- What to work on: Scan the material and copy every line in which "wenn" appears.

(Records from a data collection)
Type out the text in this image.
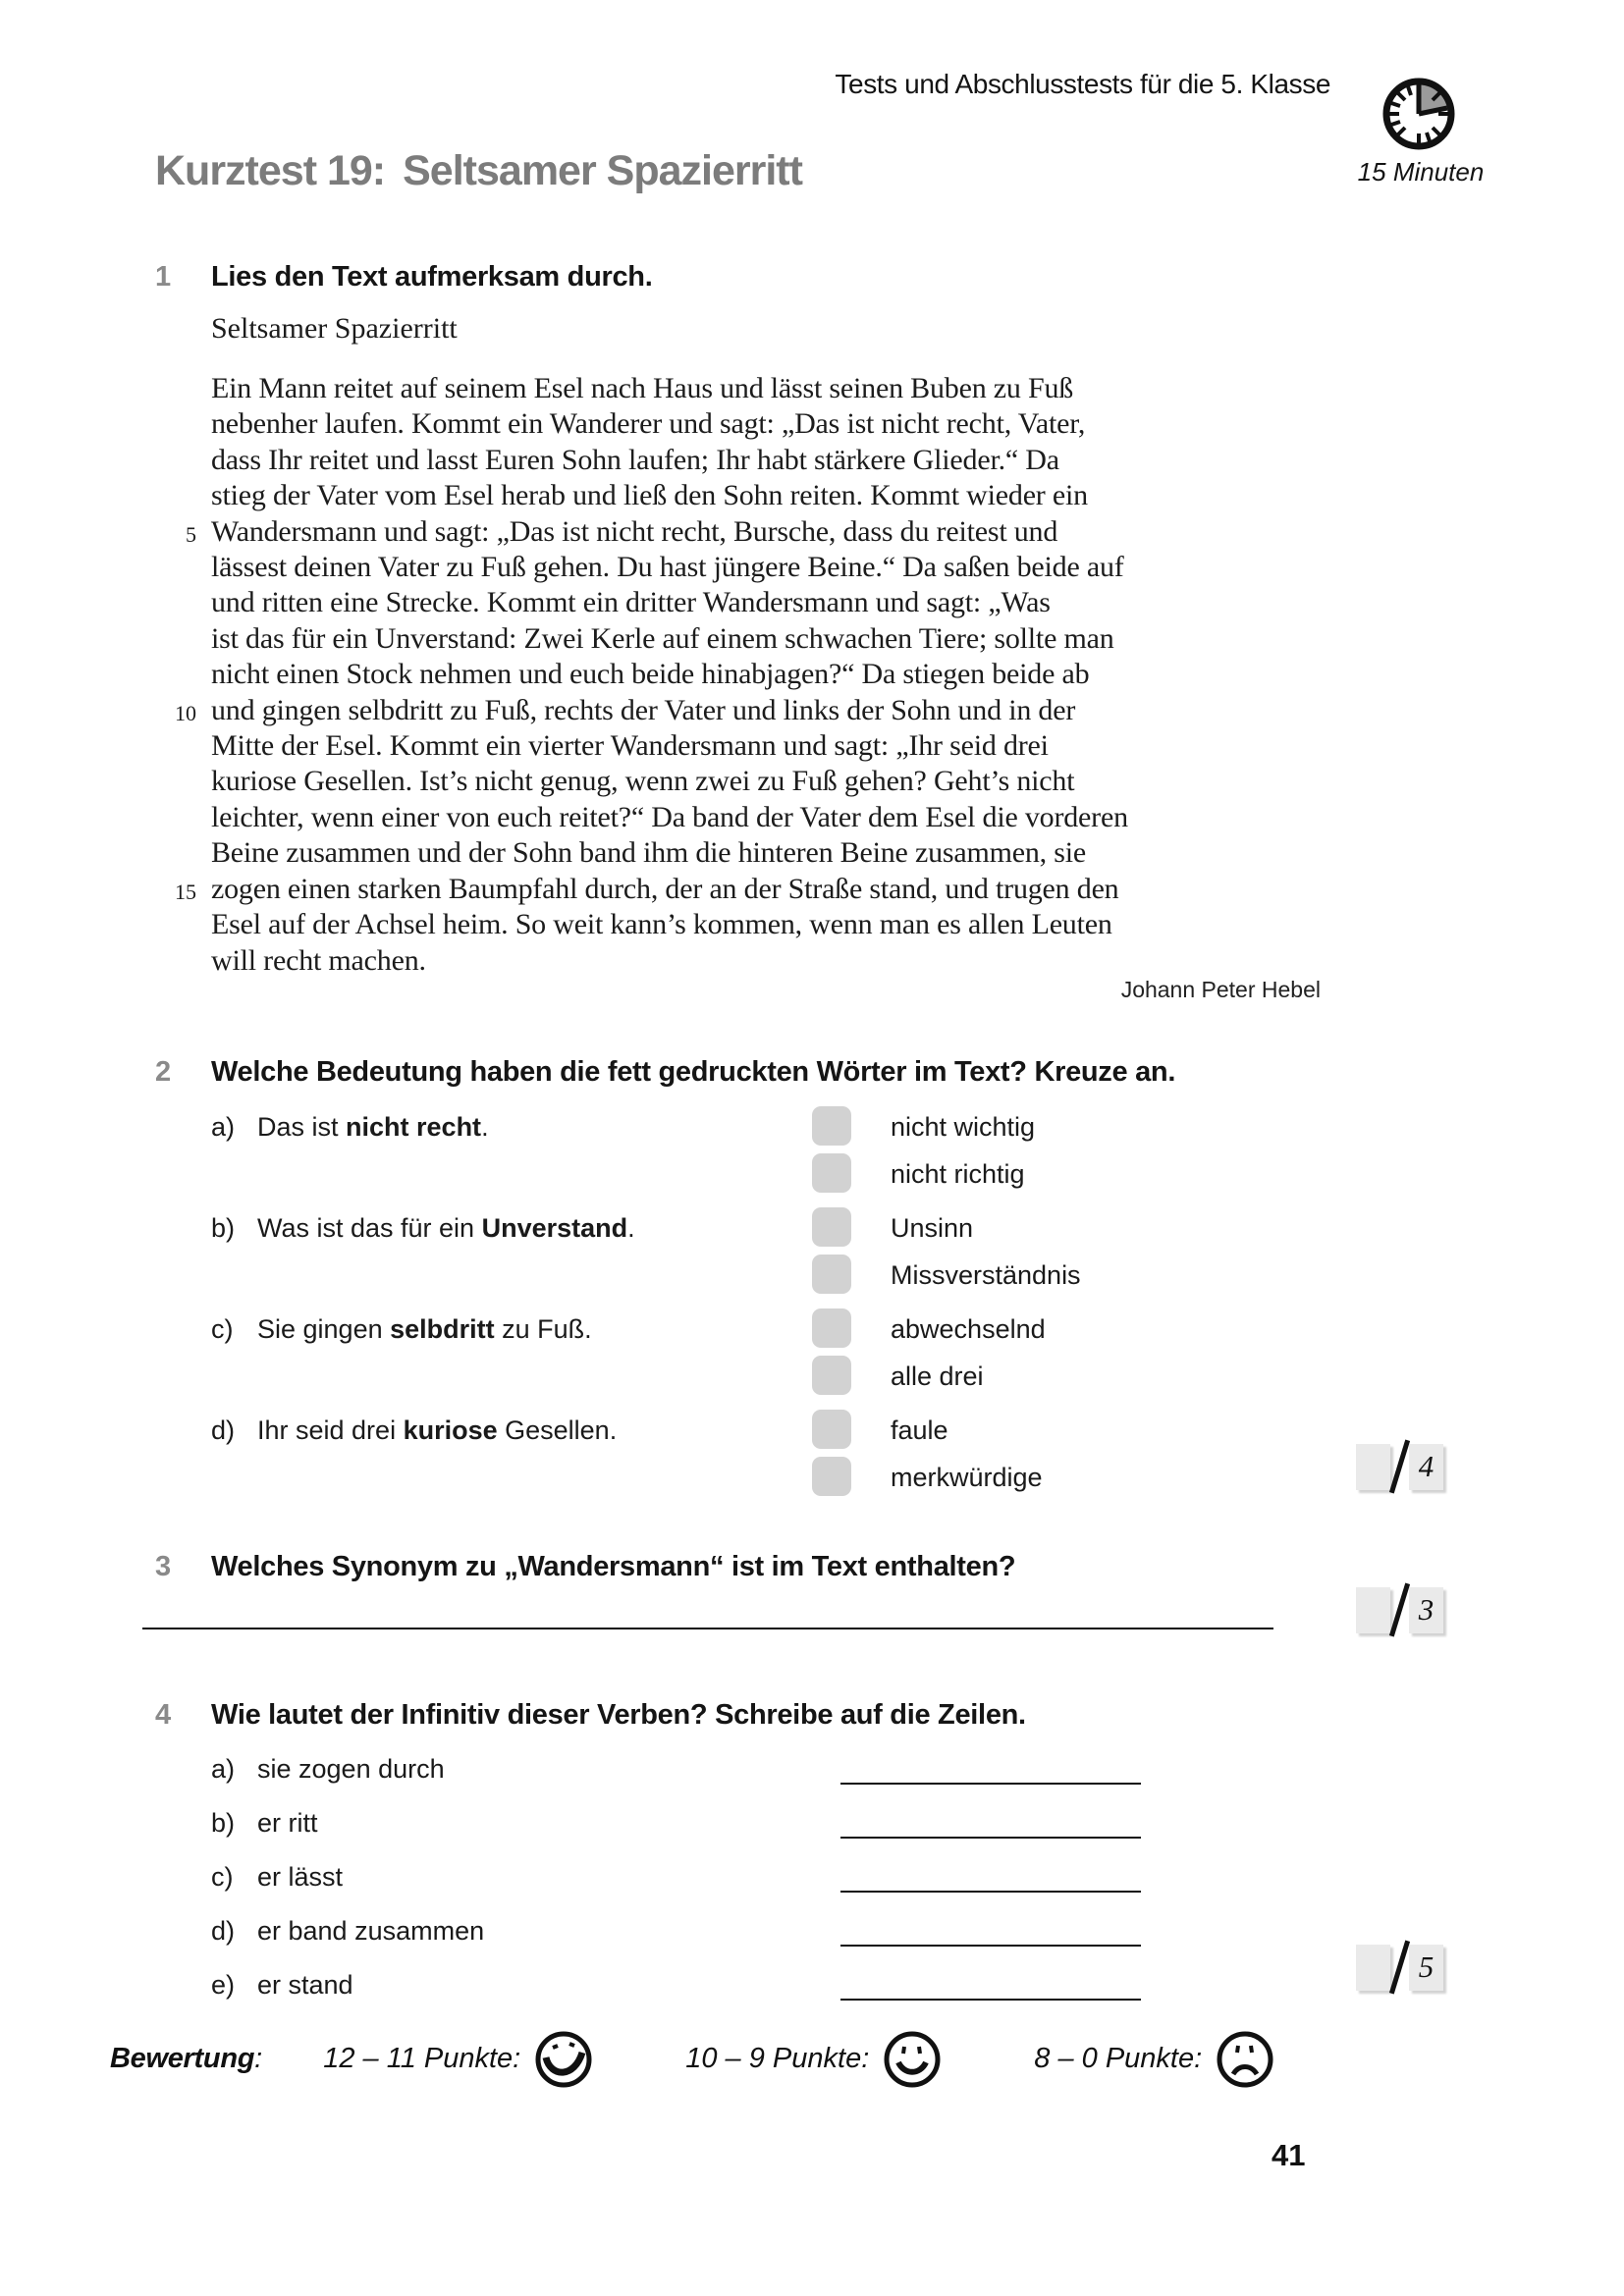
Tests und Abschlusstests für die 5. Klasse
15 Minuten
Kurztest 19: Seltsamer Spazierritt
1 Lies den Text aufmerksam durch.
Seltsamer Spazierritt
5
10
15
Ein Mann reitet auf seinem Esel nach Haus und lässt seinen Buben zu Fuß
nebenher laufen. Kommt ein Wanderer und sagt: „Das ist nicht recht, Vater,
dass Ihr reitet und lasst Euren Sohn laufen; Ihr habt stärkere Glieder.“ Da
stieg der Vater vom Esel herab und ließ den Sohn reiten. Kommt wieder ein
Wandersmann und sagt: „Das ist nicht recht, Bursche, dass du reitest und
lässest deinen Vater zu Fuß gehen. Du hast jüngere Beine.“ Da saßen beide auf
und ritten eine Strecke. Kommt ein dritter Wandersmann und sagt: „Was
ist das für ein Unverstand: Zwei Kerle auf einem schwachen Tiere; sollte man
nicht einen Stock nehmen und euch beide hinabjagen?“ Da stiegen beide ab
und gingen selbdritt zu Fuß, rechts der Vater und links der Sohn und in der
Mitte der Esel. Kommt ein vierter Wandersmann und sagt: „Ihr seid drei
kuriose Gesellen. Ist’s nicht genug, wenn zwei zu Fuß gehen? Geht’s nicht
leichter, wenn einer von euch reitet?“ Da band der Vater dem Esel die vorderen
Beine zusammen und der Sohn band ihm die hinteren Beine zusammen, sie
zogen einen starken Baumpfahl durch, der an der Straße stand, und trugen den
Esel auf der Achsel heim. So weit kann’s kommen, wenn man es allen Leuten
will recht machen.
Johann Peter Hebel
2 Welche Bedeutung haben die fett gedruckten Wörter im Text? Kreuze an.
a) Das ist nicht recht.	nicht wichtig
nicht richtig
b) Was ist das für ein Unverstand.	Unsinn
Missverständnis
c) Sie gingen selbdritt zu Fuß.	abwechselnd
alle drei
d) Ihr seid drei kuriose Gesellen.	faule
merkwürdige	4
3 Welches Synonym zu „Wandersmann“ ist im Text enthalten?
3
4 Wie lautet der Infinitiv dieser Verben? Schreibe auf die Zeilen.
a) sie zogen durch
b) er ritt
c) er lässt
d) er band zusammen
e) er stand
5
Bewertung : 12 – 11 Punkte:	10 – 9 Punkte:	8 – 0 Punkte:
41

...

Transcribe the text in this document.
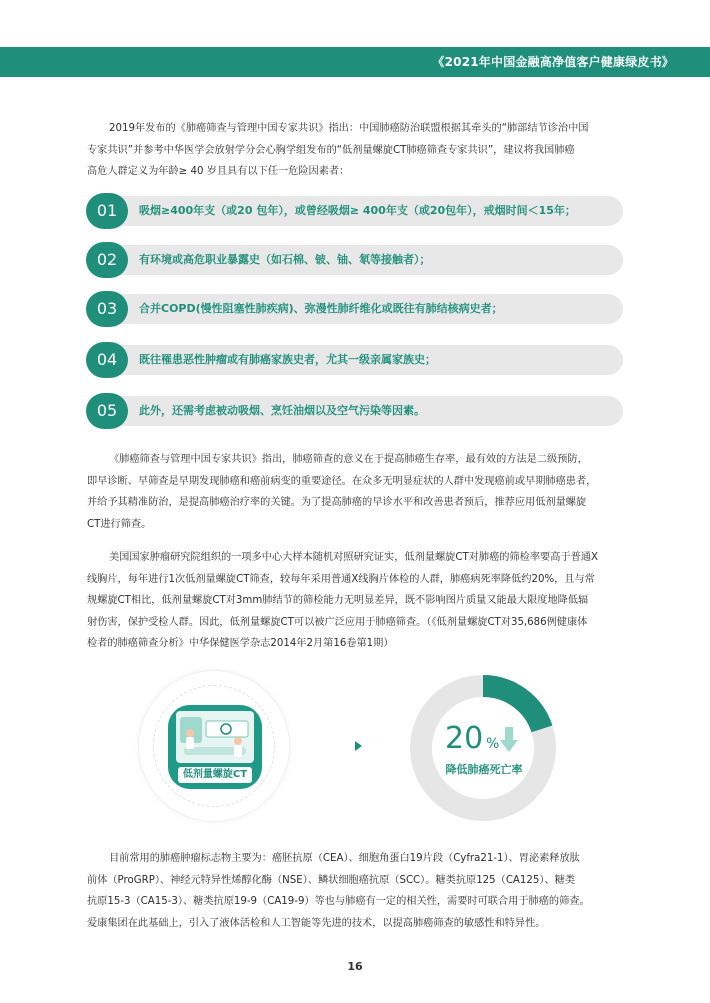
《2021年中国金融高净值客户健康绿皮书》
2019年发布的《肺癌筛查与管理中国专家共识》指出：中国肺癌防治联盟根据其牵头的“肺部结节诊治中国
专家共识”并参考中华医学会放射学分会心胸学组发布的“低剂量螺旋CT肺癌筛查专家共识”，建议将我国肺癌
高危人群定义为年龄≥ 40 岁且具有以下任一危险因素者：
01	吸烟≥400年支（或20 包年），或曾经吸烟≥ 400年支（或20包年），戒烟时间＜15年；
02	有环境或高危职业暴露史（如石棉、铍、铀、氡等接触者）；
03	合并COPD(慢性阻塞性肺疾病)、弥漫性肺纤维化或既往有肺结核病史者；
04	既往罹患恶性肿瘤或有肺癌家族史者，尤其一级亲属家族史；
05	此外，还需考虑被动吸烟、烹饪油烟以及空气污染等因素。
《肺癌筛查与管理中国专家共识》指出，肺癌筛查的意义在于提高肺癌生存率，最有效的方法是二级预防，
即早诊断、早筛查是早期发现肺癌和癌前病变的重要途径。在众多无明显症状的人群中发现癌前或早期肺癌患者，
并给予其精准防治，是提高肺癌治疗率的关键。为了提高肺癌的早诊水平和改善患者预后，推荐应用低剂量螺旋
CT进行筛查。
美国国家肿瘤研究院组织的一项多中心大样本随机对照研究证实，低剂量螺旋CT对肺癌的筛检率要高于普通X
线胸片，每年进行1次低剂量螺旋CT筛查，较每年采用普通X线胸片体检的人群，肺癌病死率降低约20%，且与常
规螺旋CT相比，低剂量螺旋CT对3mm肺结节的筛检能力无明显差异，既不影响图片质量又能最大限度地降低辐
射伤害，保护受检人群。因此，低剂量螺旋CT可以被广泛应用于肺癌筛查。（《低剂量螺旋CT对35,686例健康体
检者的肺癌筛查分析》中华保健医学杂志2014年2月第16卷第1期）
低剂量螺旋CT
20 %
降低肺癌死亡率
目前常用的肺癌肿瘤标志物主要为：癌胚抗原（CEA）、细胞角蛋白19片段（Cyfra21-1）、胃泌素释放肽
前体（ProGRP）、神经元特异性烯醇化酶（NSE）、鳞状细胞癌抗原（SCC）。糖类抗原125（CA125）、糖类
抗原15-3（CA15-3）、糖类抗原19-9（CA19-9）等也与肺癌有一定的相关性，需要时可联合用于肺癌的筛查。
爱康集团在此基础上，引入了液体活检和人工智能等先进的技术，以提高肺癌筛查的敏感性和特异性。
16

---

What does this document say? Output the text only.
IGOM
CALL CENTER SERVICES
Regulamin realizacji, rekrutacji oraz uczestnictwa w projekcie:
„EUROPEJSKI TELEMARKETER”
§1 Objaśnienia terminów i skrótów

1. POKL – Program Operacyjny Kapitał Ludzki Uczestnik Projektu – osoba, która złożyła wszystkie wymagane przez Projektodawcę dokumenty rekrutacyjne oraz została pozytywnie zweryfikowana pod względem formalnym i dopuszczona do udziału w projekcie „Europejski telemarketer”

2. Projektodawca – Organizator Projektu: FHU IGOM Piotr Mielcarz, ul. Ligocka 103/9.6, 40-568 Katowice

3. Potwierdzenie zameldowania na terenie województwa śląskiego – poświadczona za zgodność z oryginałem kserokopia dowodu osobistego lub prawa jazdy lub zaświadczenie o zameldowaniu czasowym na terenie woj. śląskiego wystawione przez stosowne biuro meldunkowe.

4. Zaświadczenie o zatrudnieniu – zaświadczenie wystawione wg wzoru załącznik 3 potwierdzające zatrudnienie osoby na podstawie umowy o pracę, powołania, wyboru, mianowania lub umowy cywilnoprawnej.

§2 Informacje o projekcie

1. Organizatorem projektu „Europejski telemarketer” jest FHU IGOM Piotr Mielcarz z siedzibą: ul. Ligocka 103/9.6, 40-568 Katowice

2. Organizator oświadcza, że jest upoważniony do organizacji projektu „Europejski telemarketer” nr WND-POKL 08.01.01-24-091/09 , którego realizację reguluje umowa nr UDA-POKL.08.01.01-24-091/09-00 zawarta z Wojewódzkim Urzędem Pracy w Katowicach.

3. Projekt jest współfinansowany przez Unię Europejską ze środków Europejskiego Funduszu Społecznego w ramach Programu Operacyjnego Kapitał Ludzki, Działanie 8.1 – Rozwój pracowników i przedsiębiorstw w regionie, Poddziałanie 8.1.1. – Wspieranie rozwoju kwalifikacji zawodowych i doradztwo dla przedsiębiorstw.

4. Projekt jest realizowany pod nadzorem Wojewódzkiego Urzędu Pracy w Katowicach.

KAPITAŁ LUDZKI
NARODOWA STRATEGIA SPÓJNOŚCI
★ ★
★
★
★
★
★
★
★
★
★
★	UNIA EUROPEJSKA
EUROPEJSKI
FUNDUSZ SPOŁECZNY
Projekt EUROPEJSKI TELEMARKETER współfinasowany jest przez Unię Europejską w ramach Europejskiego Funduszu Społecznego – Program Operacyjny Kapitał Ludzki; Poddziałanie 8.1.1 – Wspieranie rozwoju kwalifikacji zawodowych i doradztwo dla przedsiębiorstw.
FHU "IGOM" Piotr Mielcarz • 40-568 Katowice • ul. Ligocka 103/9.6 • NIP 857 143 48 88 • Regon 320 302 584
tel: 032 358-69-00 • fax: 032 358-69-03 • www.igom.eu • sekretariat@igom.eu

- Reply to the exercise:
kuriose Gesellen. Ist’s nicht genug, wenn zwei zu Fuß gehen? Geht’s nicht
leichter, wenn einer von euch reitet?“ Da band der Vater dem Esel die vorderen
Esel auf der Achsel heim. So weit kann’s kommen, wenn man es allen Leuten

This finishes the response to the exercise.